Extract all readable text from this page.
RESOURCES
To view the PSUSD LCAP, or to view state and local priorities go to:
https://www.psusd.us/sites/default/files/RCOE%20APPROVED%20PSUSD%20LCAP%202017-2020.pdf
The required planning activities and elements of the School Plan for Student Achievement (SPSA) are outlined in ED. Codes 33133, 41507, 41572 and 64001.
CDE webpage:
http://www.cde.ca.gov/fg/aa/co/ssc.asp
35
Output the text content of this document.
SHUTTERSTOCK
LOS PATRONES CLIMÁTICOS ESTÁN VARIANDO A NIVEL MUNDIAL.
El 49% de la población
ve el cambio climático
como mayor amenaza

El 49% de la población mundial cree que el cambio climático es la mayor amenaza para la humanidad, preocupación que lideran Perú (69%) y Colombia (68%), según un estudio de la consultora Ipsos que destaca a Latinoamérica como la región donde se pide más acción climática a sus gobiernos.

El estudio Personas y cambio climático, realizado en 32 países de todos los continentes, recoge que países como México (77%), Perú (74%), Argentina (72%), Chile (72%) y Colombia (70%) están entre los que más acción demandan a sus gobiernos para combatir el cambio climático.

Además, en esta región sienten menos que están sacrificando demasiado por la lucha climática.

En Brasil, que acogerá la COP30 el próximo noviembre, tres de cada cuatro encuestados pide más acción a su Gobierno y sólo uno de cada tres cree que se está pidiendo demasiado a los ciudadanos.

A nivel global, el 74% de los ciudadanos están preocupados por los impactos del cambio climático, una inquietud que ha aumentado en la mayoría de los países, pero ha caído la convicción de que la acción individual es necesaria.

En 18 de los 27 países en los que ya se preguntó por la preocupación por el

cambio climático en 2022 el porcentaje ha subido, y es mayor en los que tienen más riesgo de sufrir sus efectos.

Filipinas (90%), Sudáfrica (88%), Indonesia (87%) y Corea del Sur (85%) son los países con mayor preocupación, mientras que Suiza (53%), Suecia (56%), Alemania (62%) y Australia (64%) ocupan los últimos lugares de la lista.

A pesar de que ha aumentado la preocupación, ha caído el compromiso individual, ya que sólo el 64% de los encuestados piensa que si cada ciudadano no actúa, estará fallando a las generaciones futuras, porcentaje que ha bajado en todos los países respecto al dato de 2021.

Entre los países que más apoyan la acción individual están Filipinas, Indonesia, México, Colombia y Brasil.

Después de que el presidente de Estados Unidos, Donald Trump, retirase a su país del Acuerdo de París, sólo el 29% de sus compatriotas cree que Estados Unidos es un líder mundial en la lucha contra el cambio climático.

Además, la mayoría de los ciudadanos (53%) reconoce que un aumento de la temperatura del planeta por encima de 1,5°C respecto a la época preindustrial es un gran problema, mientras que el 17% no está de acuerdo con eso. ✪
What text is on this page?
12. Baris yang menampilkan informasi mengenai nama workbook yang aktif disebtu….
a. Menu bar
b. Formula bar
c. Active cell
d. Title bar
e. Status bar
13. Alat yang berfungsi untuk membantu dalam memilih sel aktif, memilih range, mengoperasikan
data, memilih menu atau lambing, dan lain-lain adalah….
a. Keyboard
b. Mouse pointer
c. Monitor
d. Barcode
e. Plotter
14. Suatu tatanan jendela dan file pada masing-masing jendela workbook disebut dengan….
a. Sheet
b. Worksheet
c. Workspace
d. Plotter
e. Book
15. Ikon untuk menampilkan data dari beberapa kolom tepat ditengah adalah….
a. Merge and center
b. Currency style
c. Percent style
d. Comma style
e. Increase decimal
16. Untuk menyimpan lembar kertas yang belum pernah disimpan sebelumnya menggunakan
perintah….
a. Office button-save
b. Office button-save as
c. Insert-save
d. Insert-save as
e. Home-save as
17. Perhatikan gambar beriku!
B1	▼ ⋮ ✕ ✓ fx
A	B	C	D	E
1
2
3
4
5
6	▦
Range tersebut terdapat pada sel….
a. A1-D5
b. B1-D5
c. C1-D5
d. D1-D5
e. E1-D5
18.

_Task instructions_
Repeat every line of the records above exactly.

_Exercise response_
Extract all readable text from this page.
RESOURCES
To view the PSUSD LCAP, or to view state and local priorities go to:
https://www.psusd.us/sites/default/files/RCOE%20APPROVED%20PSUSD%20LCAP%202017-2020.pdf
The required planning activities and elements of the School Plan for Student Achievement (SPSA) are outlined in ED. Codes 33133, 41507, 41572 and 64001.
CDE webpage:
http://www.cde.ca.gov/fg/aa/co/ssc.asp
35
Output the text content of this document.
SHUTTERSTOCK
LOS PATRONES CLIMÁTICOS ESTÁN VARIANDO A NIVEL MUNDIAL.
El 49% de la población
ve el cambio climático
como mayor amenaza

El 49% de la población mundial cree que el cambio climático es la mayor amenaza para la humanidad, preocupación que lideran Perú (69%) y Colombia (68%), según un estudio de la consultora Ipsos que destaca a Latinoamérica como la región donde se pide más acción climática a sus gobiernos.

El estudio Personas y cambio climático, realizado en 32 países de todos los continentes, recoge que países como México (77%), Perú (74%), Argentina (72%), Chile (72%) y Colombia (70%) están entre los que más acción demandan a sus gobiernos para combatir el cambio climático.

Además, en esta región sienten menos que están sacrificando demasiado por la lucha climática.

En Brasil, que acogerá la COP30 el próximo noviembre, tres de cada cuatro encuestados pide más acción a su Gobierno y sólo uno de cada tres cree que se está pidiendo demasiado a los ciudadanos.

A nivel global, el 74% de los ciudadanos están preocupados por los impactos del cambio climático, una inquietud que ha aumentado en la mayoría de los países, pero ha caído la convicción de que la acción individual es necesaria.

En 18 de los 27 países en los que ya se preguntó por la preocupación por el

cambio climático en 2022 el porcentaje ha subido, y es mayor en los que tienen más riesgo de sufrir sus efectos.

Filipinas (90%), Sudáfrica (88%), Indonesia (87%) y Corea del Sur (85%) son los países con mayor preocupación, mientras que Suiza (53%), Suecia (56%), Alemania (62%) y Australia (64%) ocupan los últimos lugares de la lista.

A pesar de que ha aumentado la preocupación, ha caído el compromiso individual, ya que sólo el 64% de los encuestados piensa que si cada ciudadano no actúa, estará fallando a las generaciones futuras, porcentaje que ha bajado en todos los países respecto al dato de 2021.

Entre los países que más apoyan la acción individual están Filipinas, Indonesia, México, Colombia y Brasil.

Después de que el presidente de Estados Unidos, Donald Trump, retirase a su país del Acuerdo de París, sólo el 29% de sus compatriotas cree que Estados Unidos es un líder mundial en la lucha contra el cambio climático.

Además, la mayoría de los ciudadanos (53%) reconoce que un aumento de la temperatura del planeta por encima de 1,5°C respecto a la época preindustrial es un gran problema, mientras que el 17% no está de acuerdo con eso. ✪
What text is on this page?
12. Baris yang menampilkan informasi mengenai nama workbook yang aktif disebtu….
a. Menu bar
b. Formula bar
c. Active cell
d. Title bar
e. Status bar
13. Alat yang berfungsi untuk membantu dalam memilih sel aktif, memilih range, mengoperasikan
data, memilih menu atau lambing, dan lain-lain adalah….
a. Keyboard
b. Mouse pointer
c. Monitor
d. Barcode
e. Plotter
14. Suatu tatanan jendela dan file pada masing-masing jendela workbook disebut dengan….
a. Sheet
b. Worksheet
c. Workspace
d. Plotter
e. Book
15. Ikon untuk menampilkan data dari beberapa kolom tepat ditengah adalah….
a. Merge and center
b. Currency style
c. Percent style
d. Comma style
e. Increase decimal
16. Untuk menyimpan lembar kertas yang belum pernah disimpan sebelumnya menggunakan
perintah….
a. Office button-save
b. Office button-save as
c. Insert-save
d. Insert-save as
e. Home-save as
17. Perhatikan gambar beriku!
B1	▼ ⋮ ✕ ✓ fx
A	B	C	D	E
1
2
3
4
5
6	▦
Range tersebut terdapat pada sel….
a. A1-D5
b. B1-D5
c. C1-D5
d. D1-D5
e. E1-D5
18.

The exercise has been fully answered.